# DIRECTIONS FOR THIS TASK
Print out every record exactly as it appears.

* Begin DATA FOR THIS EXERCISE *

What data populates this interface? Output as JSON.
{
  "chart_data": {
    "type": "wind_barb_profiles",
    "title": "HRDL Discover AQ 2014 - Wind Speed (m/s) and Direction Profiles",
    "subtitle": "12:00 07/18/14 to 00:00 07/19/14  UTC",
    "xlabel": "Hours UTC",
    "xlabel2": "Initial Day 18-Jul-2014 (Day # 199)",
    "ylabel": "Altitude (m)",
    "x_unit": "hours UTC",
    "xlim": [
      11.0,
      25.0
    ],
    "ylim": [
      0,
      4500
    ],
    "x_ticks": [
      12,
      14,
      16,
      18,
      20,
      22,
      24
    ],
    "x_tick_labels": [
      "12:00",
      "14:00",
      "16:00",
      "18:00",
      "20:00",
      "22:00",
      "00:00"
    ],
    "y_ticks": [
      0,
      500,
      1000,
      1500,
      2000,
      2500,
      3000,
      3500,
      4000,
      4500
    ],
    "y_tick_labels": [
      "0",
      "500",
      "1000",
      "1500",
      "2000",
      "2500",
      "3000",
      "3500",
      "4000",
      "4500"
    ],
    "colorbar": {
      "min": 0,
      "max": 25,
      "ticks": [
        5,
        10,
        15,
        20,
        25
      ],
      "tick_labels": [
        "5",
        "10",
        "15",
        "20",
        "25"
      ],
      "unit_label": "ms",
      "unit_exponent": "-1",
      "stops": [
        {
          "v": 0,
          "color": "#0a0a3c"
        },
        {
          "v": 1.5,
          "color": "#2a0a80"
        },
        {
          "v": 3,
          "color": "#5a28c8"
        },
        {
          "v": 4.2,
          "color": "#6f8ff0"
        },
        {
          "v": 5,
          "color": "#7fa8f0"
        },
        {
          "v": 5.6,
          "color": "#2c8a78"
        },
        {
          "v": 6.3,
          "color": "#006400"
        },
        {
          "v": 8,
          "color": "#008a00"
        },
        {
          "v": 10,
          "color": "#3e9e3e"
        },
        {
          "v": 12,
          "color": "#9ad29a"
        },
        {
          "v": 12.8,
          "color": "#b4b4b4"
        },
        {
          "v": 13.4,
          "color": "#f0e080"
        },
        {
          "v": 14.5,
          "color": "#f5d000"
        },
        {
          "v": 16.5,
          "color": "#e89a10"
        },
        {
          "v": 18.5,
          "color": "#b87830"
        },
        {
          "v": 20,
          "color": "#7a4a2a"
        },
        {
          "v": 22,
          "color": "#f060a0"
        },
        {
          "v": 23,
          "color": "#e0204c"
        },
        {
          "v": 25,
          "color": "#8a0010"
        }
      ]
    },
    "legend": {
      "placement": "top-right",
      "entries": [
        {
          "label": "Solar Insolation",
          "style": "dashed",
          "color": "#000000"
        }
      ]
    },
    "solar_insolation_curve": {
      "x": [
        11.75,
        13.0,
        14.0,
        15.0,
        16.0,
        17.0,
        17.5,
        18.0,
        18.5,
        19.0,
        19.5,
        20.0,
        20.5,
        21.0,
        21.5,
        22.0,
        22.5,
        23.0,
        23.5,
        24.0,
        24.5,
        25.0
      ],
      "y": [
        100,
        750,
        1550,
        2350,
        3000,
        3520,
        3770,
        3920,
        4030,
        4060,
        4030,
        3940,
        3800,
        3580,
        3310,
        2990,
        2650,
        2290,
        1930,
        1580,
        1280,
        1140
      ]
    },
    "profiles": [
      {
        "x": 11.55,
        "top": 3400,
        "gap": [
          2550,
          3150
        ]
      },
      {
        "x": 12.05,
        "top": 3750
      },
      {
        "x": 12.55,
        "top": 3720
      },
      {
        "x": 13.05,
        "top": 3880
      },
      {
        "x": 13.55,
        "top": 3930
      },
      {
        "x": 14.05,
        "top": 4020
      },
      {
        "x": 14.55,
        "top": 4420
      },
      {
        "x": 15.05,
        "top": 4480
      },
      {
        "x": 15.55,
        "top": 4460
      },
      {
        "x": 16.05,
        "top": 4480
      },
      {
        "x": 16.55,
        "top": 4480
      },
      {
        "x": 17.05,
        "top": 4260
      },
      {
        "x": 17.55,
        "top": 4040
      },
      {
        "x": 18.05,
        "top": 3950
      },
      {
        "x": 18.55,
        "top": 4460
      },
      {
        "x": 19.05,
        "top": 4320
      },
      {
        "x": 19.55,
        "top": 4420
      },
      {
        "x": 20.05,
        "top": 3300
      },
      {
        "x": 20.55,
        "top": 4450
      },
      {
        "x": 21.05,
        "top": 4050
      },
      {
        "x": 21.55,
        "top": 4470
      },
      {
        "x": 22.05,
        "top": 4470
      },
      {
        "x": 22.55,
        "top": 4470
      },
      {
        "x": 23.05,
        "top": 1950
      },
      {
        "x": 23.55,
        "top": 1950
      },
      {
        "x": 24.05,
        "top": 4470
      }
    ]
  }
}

* End DATA FOR THIS EXERCISE *

# EXERCISE ANSWER
What data populates this interface? Output as JSON.
{
  "chart_data": {
    "type": "wind_barb_profiles",
    "title": "HRDL Discover AQ 2014 - Wind Speed (m/s) and Direction Profiles",
    "subtitle": "12:00 07/18/14 to 00:00 07/19/14  UTC",
    "xlabel": "Hours UTC",
    "xlabel2": "Initial Day 18-Jul-2014 (Day # 199)",
    "ylabel": "Altitude (m)",
    "x_unit": "hours UTC",
    "xlim": [
      11.0,
      25.0
    ],
    "ylim": [
      0,
      4500
    ],
    "x_ticks": [
      12,
      14,
      16,
      18,
      20,
      22,
      24
    ],
    "x_tick_labels": [
      "12:00",
      "14:00",
      "16:00",
      "18:00",
      "20:00",
      "22:00",
      "00:00"
    ],
    "y_ticks": [
      0,
      500,
      1000,
      1500,
      2000,
      2500,
      3000,
      3500,
      4000,
      4500
    ],
    "y_tick_labels": [
      "0",
      "500",
      "1000",
      "1500",
      "2000",
      "2500",
      "3000",
      "3500",
      "4000",
      "4500"
    ],
    "colorbar": {
      "min": 0,
      "max": 25,
      "ticks": [
        5,
        10,
        15,
        20,
        25
      ],
      "tick_labels": [
        "5",
        "10",
        "15",
        "20",
        "25"
      ],
      "unit_label": "ms",
      "unit_exponent": "-1",
      "stops": [
        {
          "v": 0,
          "color": "#0a0a3c"
        },
        {
          "v": 1.5,
          "color": "#2a0a80"
        },
        {
          "v": 3,
          "color": "#5a28c8"
        },
        {
          "v": 4.2,
          "color": "#6f8ff0"
        },
        {
          "v": 5,
          "color": "#7fa8f0"
        },
        {
          "v": 5.6,
          "color": "#2c8a78"
        },
        {
          "v": 6.3,
          "color": "#006400"
        },
        {
          "v": 8,
          "color": "#008a00"
        },
        {
          "v": 10,
          "color": "#3e9e3e"
        },
        {
          "v": 12,
          "color": "#9ad29a"
        },
        {
          "v": 12.8,
          "color": "#b4b4b4"
        },
        {
          "v": 13.4,
          "color": "#f0e080"
        },
        {
          "v": 14.5,
          "color": "#f5d000"
        },
        {
          "v": 16.5,
          "color": "#e89a10"
        },
        {
          "v": 18.5,
          "color": "#b87830"
        },
        {
          "v": 20,
          "color": "#7a4a2a"
        },
        {
          "v": 22,
          "color": "#f060a0"
        },
        {
          "v": 23,
          "color": "#e0204c"
        },
        {
          "v": 25,
          "color": "#8a0010"
        }
      ]
    },
    "legend": {
      "placement": "top-right",
      "entries": [
        {
          "label": "Solar Insolation",
          "style": "dashed",
          "color": "#000000"
        }
      ]
    },
    "solar_insolation_curve": {
      "x": [
        11.75,
        13.0,
        14.0,
        15.0,
        16.0,
        17.0,
        17.5,
        18.0,
        18.5,
        19.0,
        19.5,
        20.0,
        20.5,
        21.0,
        21.5,
        22.0,
        22.5,
        23.0,
        23.5,
        24.0,
        24.5,
        25.0
      ],
      "y": [
        100,
        750,
        1550,
        2350,
        3000,
        3520,
        3770,
        3920,
        4030,
        4060,
        4030,
        3940,
        3800,
        3580,
        3310,
        2990,
        2650,
        2290,
        1930,
        1580,
        1280,
        1140
      ]
    },
    "profiles": [
      {
        "x": 11.55,
        "top": 3400,
        "gap": [
          2550,
          3150
        ]
      },
      {
        "x": 12.05,
        "top": 3750
      },
      {
        "x": 12.55,
        "top": 3720
      },
      {
        "x": 13.05,
        "top": 3880
      },
      {
        "x": 13.55,
        "top": 3930
      },
      {
        "x": 14.05,
        "top": 4020
      },
      {
        "x": 14.55,
        "top": 4420
      },
      {
        "x": 15.05,
        "top": 4480
      },
      {
        "x": 15.55,
        "top": 4460
      },
      {
        "x": 16.05,
        "top": 4480
      },
      {
        "x": 16.55,
        "top": 4480
      },
      {
        "x": 17.05,
        "top": 4260
      },
      {
        "x": 17.55,
        "top": 4040
      },
      {
        "x": 18.05,
        "top": 3950
      },
      {
        "x": 18.55,
        "top": 4460
      },
      {
        "x": 19.05,
        "top": 4320
      },
      {
        "x": 19.55,
        "top": 4420
      },
      {
        "x": 20.05,
        "top": 3300
      },
      {
        "x": 20.55,
        "top": 4450
      },
      {
        "x": 21.05,
        "top": 4050
      },
      {
        "x": 21.55,
        "top": 4470
      },
      {
        "x": 22.05,
        "top": 4470
      },
      {
        "x": 22.55,
        "top": 4470
      },
      {
        "x": 23.05,
        "top": 1950
      },
      {
        "x": 23.55,
        "top": 1950
      },
      {
        "x": 24.05,
        "top": 4470
      }
    ]
  }
}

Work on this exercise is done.